To be done: Give every line from the entries that contains "Business".

Records supplied:
□ □ □ □ □ □ □

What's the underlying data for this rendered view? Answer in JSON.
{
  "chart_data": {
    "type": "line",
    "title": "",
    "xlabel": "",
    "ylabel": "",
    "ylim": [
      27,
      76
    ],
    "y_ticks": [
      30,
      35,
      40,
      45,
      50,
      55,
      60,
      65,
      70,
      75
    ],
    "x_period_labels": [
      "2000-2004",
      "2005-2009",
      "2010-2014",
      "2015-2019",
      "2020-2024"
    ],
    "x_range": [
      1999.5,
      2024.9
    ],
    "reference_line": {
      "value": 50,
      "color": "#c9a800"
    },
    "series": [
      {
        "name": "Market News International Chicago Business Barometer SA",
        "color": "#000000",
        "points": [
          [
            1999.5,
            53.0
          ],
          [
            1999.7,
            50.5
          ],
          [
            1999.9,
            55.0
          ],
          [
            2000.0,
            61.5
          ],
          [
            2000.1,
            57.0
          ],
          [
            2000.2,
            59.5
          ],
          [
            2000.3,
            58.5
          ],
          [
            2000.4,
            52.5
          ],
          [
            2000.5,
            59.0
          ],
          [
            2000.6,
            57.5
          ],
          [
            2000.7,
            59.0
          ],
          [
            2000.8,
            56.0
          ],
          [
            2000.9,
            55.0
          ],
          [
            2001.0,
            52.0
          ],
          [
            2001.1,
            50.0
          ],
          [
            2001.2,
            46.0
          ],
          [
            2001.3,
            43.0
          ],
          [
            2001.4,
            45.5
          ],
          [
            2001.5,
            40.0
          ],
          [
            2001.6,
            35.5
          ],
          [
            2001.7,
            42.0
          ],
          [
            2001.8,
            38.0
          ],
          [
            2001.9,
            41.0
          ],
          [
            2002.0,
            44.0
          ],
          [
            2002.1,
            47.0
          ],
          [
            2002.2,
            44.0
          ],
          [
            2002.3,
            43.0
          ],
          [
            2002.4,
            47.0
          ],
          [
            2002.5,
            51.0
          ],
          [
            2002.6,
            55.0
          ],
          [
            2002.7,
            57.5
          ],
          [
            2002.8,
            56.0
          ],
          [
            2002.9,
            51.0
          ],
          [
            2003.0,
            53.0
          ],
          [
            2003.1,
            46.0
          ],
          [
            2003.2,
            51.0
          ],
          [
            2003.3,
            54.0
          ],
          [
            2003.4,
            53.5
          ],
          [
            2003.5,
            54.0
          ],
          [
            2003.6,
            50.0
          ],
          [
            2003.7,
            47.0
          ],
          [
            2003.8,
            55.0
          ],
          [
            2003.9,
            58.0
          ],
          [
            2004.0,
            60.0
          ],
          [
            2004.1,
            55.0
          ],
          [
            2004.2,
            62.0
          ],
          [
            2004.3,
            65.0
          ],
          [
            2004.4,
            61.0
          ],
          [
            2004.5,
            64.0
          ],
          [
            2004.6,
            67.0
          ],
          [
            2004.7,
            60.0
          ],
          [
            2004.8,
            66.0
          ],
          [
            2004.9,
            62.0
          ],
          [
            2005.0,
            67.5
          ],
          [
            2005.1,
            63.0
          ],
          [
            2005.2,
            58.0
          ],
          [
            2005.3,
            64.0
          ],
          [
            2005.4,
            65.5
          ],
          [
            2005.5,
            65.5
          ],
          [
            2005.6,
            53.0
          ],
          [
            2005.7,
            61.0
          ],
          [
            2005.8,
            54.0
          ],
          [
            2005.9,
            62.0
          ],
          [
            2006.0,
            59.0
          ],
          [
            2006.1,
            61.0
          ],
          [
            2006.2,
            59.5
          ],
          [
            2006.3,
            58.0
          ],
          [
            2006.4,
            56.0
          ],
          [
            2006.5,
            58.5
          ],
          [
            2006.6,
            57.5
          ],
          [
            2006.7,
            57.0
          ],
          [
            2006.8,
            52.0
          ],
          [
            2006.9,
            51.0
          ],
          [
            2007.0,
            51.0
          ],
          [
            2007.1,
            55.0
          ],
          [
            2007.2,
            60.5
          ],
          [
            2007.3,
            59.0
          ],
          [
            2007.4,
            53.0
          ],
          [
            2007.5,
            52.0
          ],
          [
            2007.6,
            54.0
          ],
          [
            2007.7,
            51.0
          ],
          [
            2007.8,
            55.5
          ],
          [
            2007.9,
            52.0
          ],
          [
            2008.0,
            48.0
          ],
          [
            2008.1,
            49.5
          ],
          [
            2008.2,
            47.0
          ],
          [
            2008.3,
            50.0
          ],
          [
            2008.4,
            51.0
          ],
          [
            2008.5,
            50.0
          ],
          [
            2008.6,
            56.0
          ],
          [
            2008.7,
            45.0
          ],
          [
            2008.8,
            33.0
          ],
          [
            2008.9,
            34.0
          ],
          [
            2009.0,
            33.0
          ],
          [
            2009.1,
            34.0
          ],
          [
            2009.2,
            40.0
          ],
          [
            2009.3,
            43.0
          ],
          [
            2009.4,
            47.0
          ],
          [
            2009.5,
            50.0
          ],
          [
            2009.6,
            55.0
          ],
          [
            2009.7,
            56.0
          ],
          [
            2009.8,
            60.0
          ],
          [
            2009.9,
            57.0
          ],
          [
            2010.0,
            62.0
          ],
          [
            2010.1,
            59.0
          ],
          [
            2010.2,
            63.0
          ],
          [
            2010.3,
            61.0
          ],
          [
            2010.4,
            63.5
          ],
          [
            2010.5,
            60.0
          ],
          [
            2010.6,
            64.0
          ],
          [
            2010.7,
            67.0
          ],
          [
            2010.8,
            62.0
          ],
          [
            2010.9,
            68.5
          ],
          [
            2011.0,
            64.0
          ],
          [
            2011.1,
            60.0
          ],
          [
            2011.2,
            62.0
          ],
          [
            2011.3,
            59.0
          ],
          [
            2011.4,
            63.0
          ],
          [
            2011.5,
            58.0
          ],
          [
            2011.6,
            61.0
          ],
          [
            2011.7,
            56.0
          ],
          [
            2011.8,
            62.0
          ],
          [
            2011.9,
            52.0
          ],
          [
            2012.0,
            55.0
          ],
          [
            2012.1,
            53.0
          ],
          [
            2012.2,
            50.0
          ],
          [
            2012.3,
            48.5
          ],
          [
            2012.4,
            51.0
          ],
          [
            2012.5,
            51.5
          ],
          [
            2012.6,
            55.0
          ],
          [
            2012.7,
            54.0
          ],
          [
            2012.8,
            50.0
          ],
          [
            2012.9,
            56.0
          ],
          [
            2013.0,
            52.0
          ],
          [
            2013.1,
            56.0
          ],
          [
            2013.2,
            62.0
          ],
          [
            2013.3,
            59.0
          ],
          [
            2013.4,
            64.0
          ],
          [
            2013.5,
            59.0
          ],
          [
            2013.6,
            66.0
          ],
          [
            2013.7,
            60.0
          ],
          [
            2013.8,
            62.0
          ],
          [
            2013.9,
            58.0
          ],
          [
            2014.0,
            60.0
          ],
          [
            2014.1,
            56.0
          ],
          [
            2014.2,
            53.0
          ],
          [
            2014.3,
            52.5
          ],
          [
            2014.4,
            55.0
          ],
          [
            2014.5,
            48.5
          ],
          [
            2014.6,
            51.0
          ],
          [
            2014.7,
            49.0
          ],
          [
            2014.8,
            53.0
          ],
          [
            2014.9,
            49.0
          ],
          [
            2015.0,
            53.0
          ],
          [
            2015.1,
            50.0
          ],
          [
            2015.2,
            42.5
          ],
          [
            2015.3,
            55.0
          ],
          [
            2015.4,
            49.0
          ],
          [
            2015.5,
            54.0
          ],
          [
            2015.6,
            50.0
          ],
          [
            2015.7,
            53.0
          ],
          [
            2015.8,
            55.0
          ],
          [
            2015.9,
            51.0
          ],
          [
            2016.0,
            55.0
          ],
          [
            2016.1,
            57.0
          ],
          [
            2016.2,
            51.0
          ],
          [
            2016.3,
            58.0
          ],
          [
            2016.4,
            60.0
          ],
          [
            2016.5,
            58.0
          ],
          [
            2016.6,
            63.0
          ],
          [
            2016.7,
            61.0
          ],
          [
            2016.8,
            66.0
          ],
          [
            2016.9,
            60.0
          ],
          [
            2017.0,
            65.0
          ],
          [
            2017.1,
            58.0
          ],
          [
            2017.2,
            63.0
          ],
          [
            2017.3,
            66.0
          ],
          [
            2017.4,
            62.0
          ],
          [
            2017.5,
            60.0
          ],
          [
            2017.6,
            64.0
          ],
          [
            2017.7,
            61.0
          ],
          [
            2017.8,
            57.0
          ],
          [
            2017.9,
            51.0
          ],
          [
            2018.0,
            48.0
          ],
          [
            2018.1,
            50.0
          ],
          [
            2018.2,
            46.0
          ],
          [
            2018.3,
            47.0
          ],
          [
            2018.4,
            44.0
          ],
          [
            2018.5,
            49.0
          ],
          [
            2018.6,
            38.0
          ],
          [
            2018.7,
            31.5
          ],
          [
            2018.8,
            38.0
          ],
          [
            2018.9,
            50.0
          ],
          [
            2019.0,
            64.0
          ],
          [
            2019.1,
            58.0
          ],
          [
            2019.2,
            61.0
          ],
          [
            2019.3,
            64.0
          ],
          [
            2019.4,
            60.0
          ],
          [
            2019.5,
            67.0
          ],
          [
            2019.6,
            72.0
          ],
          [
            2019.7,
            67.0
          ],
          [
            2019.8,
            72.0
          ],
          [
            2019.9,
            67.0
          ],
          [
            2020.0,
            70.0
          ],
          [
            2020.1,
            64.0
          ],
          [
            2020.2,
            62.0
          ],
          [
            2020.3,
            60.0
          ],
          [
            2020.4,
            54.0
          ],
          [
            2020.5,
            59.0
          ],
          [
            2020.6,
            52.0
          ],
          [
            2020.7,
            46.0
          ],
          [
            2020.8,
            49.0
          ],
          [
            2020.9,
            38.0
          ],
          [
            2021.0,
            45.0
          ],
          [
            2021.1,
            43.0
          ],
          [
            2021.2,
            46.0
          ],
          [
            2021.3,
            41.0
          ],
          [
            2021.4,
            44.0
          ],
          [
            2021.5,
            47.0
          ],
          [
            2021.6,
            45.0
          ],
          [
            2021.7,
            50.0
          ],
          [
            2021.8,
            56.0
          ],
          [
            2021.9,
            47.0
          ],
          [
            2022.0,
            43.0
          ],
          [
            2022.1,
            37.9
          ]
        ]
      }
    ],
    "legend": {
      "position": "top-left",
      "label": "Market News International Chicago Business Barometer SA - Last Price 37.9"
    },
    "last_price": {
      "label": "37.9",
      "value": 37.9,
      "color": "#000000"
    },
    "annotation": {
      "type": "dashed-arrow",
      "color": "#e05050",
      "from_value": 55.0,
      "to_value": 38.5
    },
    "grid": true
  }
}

□ □ □ □ □ □ □

Written solution:
        "name": "Market News International Chicago Business Barometer SA",
      "label": "Market News International Chicago Business Barometer SA - Last Price 37.9"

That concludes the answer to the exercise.